╭─ DATASET ROWS

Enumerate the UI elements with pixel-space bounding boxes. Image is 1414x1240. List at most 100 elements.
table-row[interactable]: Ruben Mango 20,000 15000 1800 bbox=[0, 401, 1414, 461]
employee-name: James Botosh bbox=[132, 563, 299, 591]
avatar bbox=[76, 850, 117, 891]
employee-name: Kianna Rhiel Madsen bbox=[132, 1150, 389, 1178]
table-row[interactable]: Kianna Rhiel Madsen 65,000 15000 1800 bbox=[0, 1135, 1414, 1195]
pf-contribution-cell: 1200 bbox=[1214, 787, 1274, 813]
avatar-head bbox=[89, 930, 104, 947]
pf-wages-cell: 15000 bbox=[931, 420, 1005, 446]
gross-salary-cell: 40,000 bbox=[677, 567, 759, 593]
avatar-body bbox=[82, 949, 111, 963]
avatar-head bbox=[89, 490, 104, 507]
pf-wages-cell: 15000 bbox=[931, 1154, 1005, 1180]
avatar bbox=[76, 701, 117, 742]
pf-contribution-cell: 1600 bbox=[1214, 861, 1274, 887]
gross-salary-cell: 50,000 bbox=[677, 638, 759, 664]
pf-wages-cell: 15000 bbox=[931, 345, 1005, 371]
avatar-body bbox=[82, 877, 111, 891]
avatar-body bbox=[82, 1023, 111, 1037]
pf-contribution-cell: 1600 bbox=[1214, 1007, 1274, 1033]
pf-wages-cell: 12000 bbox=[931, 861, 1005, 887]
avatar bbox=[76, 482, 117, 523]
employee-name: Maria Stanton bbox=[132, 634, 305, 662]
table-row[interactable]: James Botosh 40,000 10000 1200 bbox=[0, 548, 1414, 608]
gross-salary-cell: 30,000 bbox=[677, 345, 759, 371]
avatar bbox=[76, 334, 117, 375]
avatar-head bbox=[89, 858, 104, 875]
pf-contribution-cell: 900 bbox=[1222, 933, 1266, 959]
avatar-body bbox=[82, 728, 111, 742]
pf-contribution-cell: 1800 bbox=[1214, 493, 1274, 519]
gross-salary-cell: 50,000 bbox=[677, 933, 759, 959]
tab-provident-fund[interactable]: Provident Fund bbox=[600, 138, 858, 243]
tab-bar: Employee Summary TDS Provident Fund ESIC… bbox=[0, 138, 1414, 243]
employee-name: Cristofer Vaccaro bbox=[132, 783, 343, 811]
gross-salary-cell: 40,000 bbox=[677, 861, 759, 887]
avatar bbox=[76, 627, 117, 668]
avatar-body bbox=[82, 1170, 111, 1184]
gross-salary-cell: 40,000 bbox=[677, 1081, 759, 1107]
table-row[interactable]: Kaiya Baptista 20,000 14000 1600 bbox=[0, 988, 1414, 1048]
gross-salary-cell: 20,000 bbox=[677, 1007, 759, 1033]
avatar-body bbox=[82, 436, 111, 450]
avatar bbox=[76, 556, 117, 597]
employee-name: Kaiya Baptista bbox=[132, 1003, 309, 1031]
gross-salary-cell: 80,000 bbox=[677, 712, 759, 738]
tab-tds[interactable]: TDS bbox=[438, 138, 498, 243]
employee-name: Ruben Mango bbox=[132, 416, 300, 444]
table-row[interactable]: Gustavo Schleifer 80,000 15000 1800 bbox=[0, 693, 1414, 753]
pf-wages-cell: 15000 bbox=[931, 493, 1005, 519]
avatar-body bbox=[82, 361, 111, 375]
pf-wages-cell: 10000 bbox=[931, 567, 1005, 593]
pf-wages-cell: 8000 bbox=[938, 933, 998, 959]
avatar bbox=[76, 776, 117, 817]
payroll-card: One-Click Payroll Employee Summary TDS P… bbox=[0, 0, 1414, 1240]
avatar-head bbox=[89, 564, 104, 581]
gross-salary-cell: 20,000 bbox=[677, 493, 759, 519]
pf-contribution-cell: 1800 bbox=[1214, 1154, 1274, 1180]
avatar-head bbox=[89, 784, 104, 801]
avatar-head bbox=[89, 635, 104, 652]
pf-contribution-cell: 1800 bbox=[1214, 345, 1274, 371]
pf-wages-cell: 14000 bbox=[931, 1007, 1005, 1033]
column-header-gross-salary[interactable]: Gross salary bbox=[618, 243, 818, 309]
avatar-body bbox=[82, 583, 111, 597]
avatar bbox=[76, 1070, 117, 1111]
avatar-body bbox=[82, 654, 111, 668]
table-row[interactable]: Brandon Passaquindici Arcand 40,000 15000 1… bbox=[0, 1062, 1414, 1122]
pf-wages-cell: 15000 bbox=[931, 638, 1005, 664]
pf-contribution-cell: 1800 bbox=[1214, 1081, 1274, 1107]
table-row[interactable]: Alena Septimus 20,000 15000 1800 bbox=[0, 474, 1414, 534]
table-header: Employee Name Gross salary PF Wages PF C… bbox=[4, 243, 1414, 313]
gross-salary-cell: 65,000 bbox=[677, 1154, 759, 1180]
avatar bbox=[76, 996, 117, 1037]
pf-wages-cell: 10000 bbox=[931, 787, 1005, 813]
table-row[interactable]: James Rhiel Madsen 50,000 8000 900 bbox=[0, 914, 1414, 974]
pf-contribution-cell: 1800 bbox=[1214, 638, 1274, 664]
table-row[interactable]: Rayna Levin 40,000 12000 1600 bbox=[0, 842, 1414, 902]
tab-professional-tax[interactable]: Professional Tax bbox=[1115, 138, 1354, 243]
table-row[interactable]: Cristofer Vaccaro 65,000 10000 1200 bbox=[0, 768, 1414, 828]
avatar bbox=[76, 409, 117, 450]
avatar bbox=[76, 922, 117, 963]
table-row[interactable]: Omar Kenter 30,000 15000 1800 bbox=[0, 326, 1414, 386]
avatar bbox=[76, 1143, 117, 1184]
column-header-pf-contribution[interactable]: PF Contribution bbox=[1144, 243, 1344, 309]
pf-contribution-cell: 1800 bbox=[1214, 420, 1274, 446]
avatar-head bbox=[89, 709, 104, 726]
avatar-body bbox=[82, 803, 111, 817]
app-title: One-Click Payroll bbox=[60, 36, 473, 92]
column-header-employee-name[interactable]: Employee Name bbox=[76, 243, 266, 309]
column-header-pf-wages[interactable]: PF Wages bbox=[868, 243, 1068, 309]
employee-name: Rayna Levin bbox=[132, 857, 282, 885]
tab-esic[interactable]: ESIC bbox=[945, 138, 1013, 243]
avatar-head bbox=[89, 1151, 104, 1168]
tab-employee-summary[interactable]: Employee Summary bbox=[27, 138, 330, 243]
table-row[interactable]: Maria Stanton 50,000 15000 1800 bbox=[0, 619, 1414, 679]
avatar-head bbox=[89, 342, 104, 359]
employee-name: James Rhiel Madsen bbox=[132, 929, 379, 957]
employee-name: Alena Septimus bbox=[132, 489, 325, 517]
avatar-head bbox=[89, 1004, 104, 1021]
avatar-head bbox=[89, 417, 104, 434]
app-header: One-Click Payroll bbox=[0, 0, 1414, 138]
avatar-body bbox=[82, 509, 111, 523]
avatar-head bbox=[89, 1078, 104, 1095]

╰─

Could you lay out the lines of the items above, from the very first line through the line containing "gross-salary-cell: 20,000 bbox=[677, 1007, 759, 1033]" (both included), as a Markdown table with the columns Row and Item Line, skipping any blank lines?

FULL SOLUTION:
| Row | Item Line |
|---|---|
| 1 | Enumerate the UI elements with pixel-space bounding boxes. Image is 1414x1240. List at most 100 elements. |
| 2 | table-row[interactable]: Ruben Mango 20,000 15000 1800 bbox=[0, 401, 1414, 461] |
| 3 | employee-name: James Botosh bbox=[132, 563, 299, 591] |
| 4 | avatar bbox=[76, 850, 117, 891] |
| 5 | employee-name: Kianna Rhiel Madsen bbox=[132, 1150, 389, 1178] |
| 6 | table-row[interactable]: Kianna Rhiel Madsen 65,000 15000 1800 bbox=[0, 1135, 1414, 1195] |
| 7 | pf-contribution-cell: 1200 bbox=[1214, 787, 1274, 813] |
| 8 | avatar-head bbox=[89, 930, 104, 947] |
| 9 | pf-wages-cell: 15000 bbox=[931, 420, 1005, 446] |
| 10 | gross-salary-cell: 40,000 bbox=[677, 567, 759, 593] |
| 11 | avatar-body bbox=[82, 949, 111, 963] |
| 12 | avatar-head bbox=[89, 490, 104, 507] |
| 13 | pf-wages-cell: 15000 bbox=[931, 1154, 1005, 1180] |
| 14 | avatar bbox=[76, 701, 117, 742] |
| 15 | pf-contribution-cell: 1600 bbox=[1214, 861, 1274, 887] |
| 16 | gross-salary-cell: 50,000 bbox=[677, 638, 759, 664] |
| 17 | pf-wages-cell: 15000 bbox=[931, 345, 1005, 371] |
| 18 | avatar-body bbox=[82, 877, 111, 891] |
| 19 | avatar-body bbox=[82, 1023, 111, 1037] |
| 20 | pf-contribution-cell: 1600 bbox=[1214, 1007, 1274, 1033] |
| 21 | pf-wages-cell: 12000 bbox=[931, 861, 1005, 887] |
| 22 | avatar bbox=[76, 482, 117, 523] |
| 23 | employee-name: Maria Stanton bbox=[132, 634, 305, 662] |
| 24 | table-row[interactable]: James Botosh 40,000 10000 1200 bbox=[0, 548, 1414, 608] |
| 25 | gross-salary-cell: 30,000 bbox=[677, 345, 759, 371] |
| 26 | avatar bbox=[76, 334, 117, 375] |
| 27 | avatar-head bbox=[89, 858, 104, 875] |
| 28 | pf-contribution-cell: 900 bbox=[1222, 933, 1266, 959] |
| 29 | avatar-body bbox=[82, 728, 111, 742] |
| 30 | pf-contribution-cell: 1800 bbox=[1214, 493, 1274, 519] |
| 31 | gross-salary-cell: 50,000 bbox=[677, 933, 759, 959] |
| 32 | tab-provident-fund[interactable]: Provident Fund bbox=[600, 138, 858, 243] |
| 33 | tab-bar: Employee Summary TDS Provident Fund ESIC… bbox=[0, 138, 1414, 243] |
| 34 | employee-name: Cristofer Vaccaro bbox=[132, 783, 343, 811] |
| 35 | gross-salary-cell: 40,000 bbox=[677, 861, 759, 887] |
| 36 | avatar bbox=[76, 627, 117, 668] |
| 37 | avatar-body bbox=[82, 1170, 111, 1184] |
| 38 | gross-salary-cell: 40,000 bbox=[677, 1081, 759, 1107] |
| 39 | table-row[interactable]: Kaiya Baptista 20,000 14000 1600 bbox=[0, 988, 1414, 1048] |
| 40 | gross-salary-cell: 20,000 bbox=[677, 1007, 759, 1033] |